Material provided:
>>>

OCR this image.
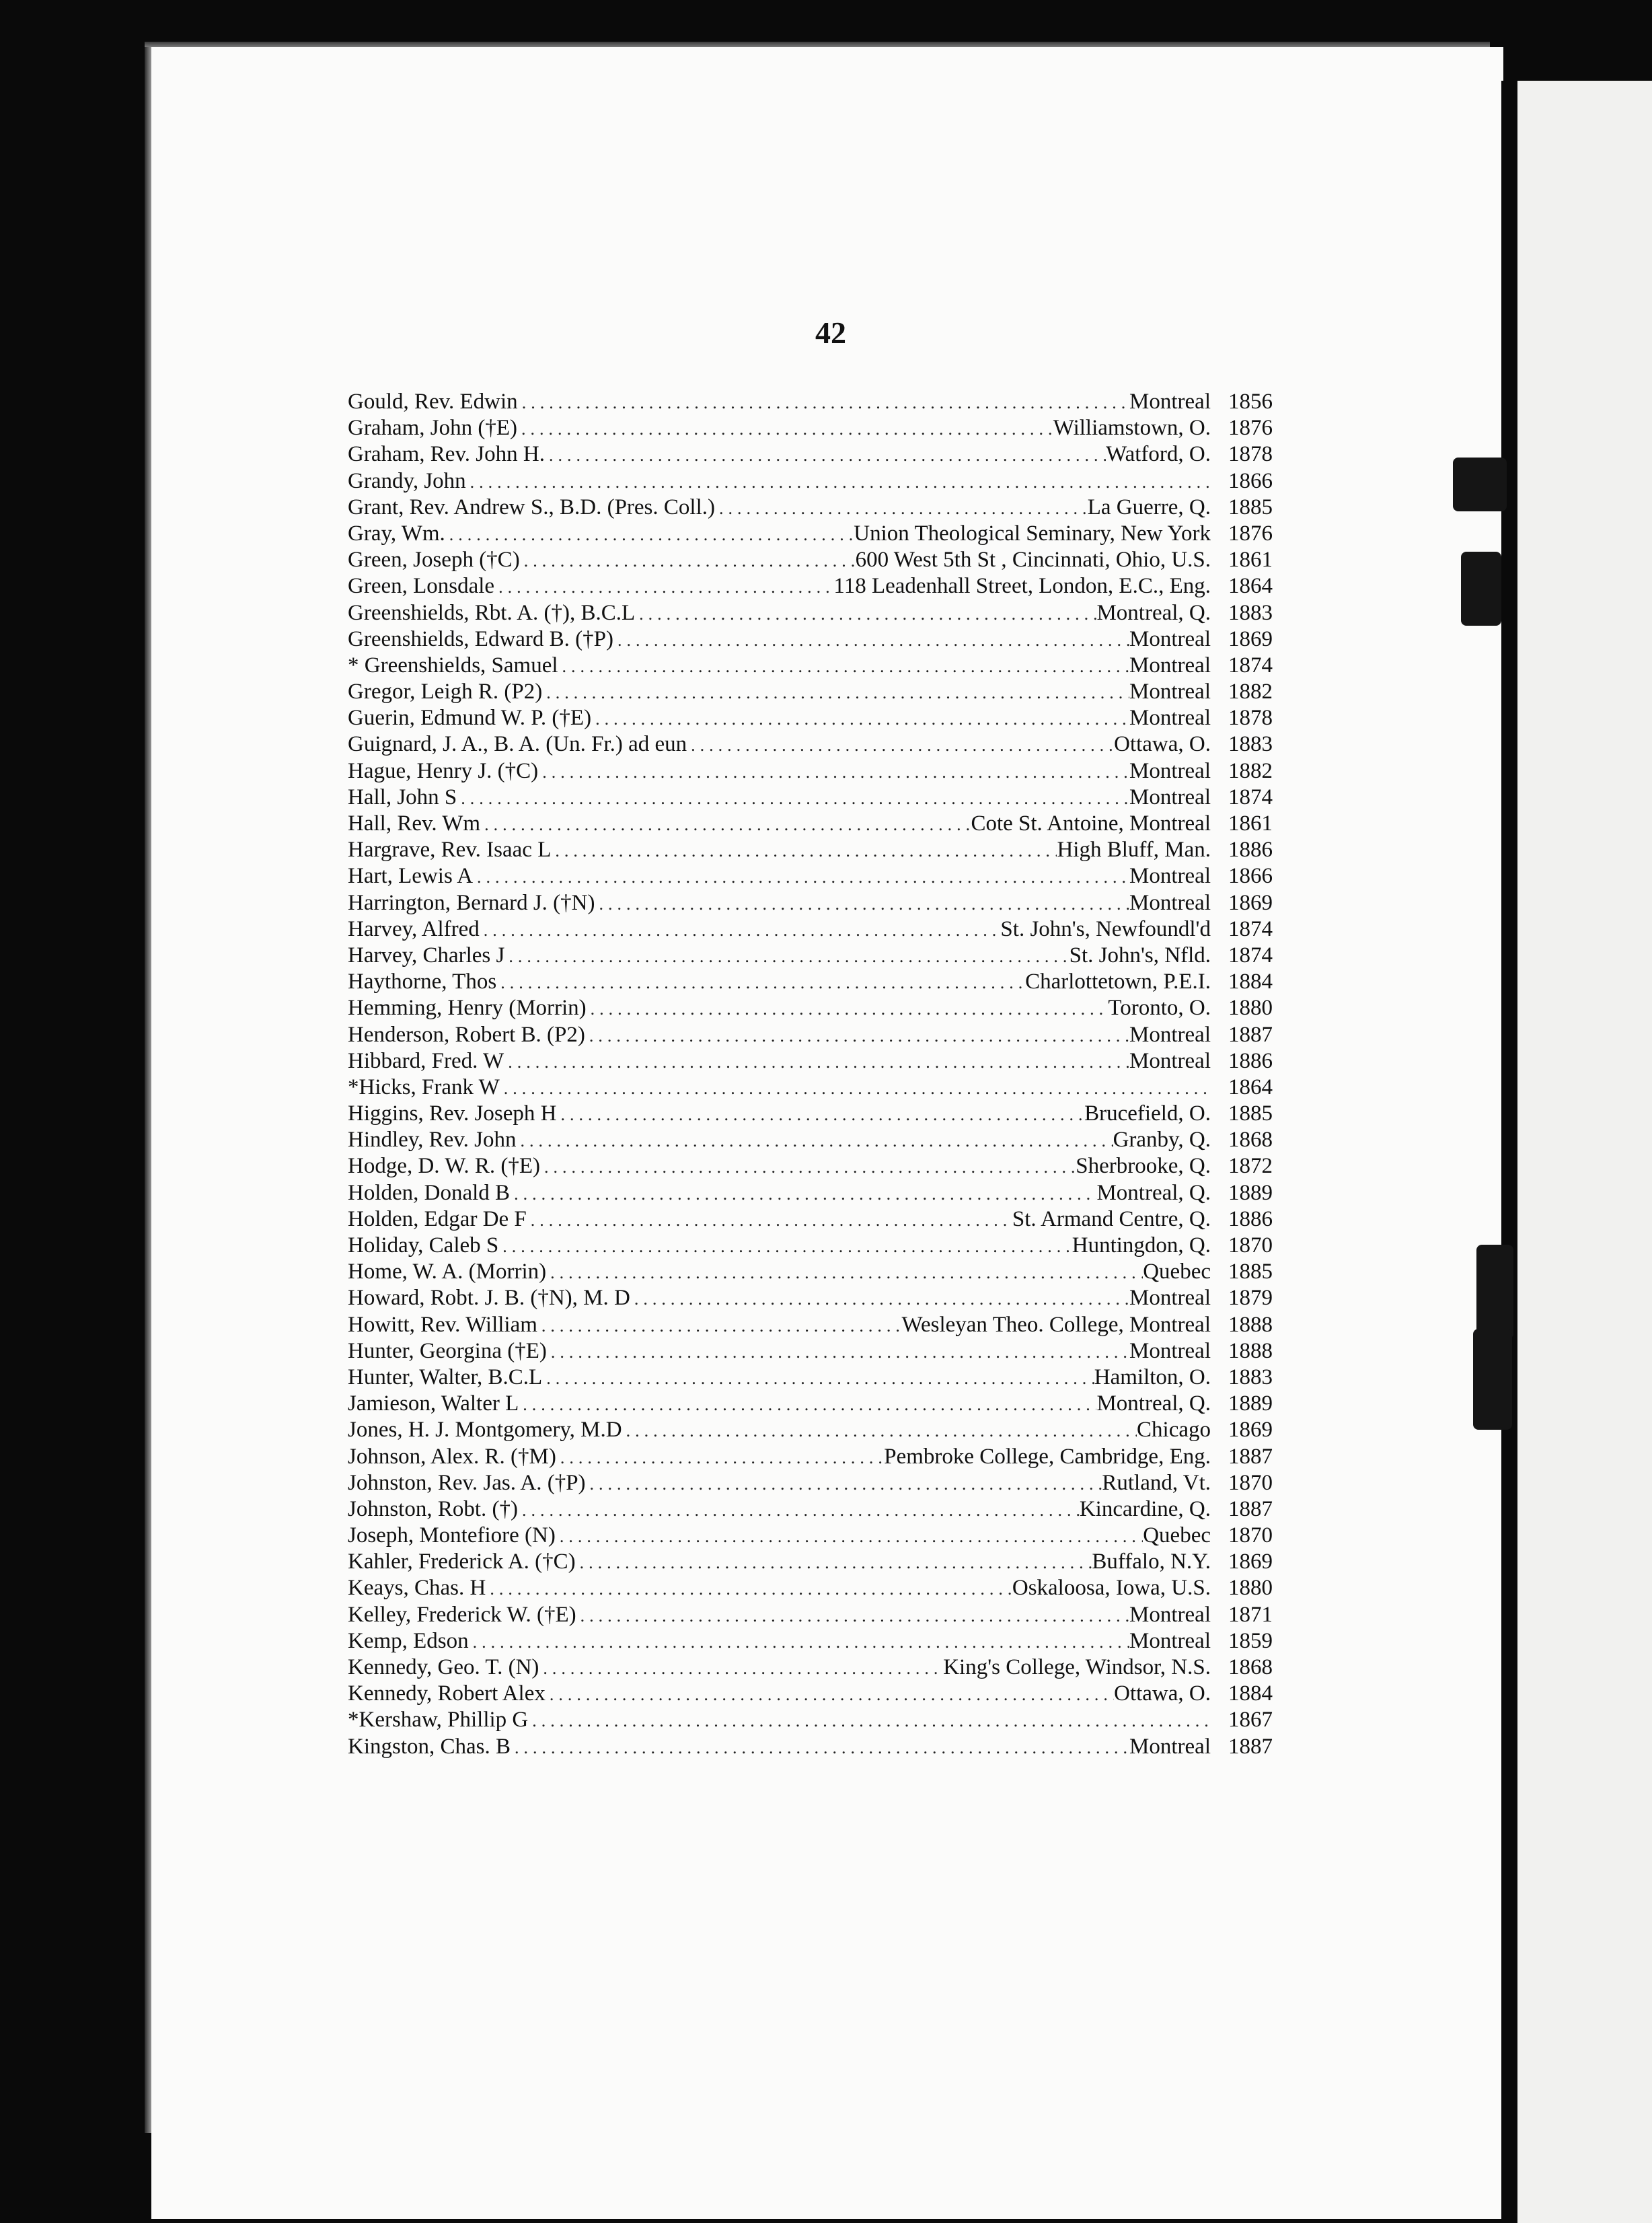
42
Gould, Rev. Edwin .....	Montreal 1856
Graham, John (†E) .....	Williamstown, O. 1876
Graham, Rev. John H. .....	Watford, O. 1878
Grandy, John .....	1866
Grant, Rev. Andrew S., B.D. (Pres. Coll.) .....	La Guerre, Q. 1885
Gray, Wm. .....	Union Theological Seminary, New York 1876
Green, Joseph (†C) .....	600 West 5th St , Cincinnati, Ohio, U.S. 1861
Green, Lonsdale .....	118 Leadenhall Street, London, E.C., Eng. 1864
Greenshields, Rbt. A. (†), B.C.L .....	Montreal, Q. 1883
Greenshields, Edward B. (†P) .....	Montreal 1869
* Greenshields, Samuel .....	Montreal 1874
Gregor, Leigh R. (P2) .....	Montreal 1882
Guerin, Edmund W. P. (†E) .....	Montreal 1878
Guignard, J. A., B. A. (Un. Fr.) ad eun .....	Ottawa, O. 1883
Hague, Henry J. (†C) .....	Montreal 1882
Hall, John S .....	Montreal 1874
Hall, Rev. Wm .....	Cote St. Antoine, Montreal 1861
Hargrave, Rev. Isaac L .....	High Bluff, Man. 1886
Hart, Lewis A .....	Montreal 1866
Harrington, Bernard J. (†N) .....	Montreal 1869
Harvey, Alfred .....	St. John's, Newfoundl'd 1874
Harvey, Charles J .....	St. John's, Nfld. 1874
Haythorne, Thos .....	Charlottetown, P.E.I. 1884
Hemming, Henry (Morrin) .....	Toronto, O. 1880
Henderson, Robert B. (P2) .....	Montreal 1887
Hibbard, Fred. W .....	Montreal 1886
*Hicks, Frank W .....	1864
Higgins, Rev. Joseph H .....	Brucefield, O. 1885
Hindley, Rev. John .....	Granby, Q. 1868
Hodge, D. W. R. (†E) .....	Sherbrooke, Q. 1872
Holden, Donald B .....	Montreal, Q. 1889
Holden, Edgar De F .....	St. Armand Centre, Q. 1886
Holiday, Caleb S .....	Huntingdon, Q. 1870
Home, W. A. (Morrin) .....	Quebec 1885
Howard, Robt. J. B. (†N), M. D .....	Montreal 1879
Howitt, Rev. William .....	Wesleyan Theo. College, Montreal 1888
Hunter, Georgina (†E) .....	Montreal 1888
Hunter, Walter, B.C.L .....	Hamilton, O. 1883
Jamieson, Walter L .....	Montreal, Q. 1889
Jones, H. J. Montgomery, M.D .....	Chicago 1869
Johnson, Alex. R. (†M) .....	Pembroke College, Cambridge, Eng. 1887
Johnston, Rev. Jas. A. (†P) .....	Rutland, Vt. 1870
Johnston, Robt. (†) .....	Kincardine, Q. 1887
Joseph, Montefiore (N) .....	Quebec 1870
Kahler, Frederick A. (†C) .....	Buffalo, N.Y. 1869
Keays, Chas. H .....	Oskaloosa, Iowa, U.S. 1880
Kelley, Frederick W. (†E) .....	Montreal 1871
Kemp, Edson .....	Montreal 1859
Kennedy, Geo. T. (N) .....	King's College, Windsor, N.S. 1868
Kennedy, Robert Alex .....	Ottawa, O. 1884
*Kershaw, Phillip G .....	1867
Kingston, Chas. B .....	Montreal 1887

<<<

Task:
From the data above, gather every line that includes the word "Walter".

Task response:
Hunter, Walter, B.C.L .....	Hamilton, O. 1883
Jamieson, Walter L .....	Montreal, Q. 1889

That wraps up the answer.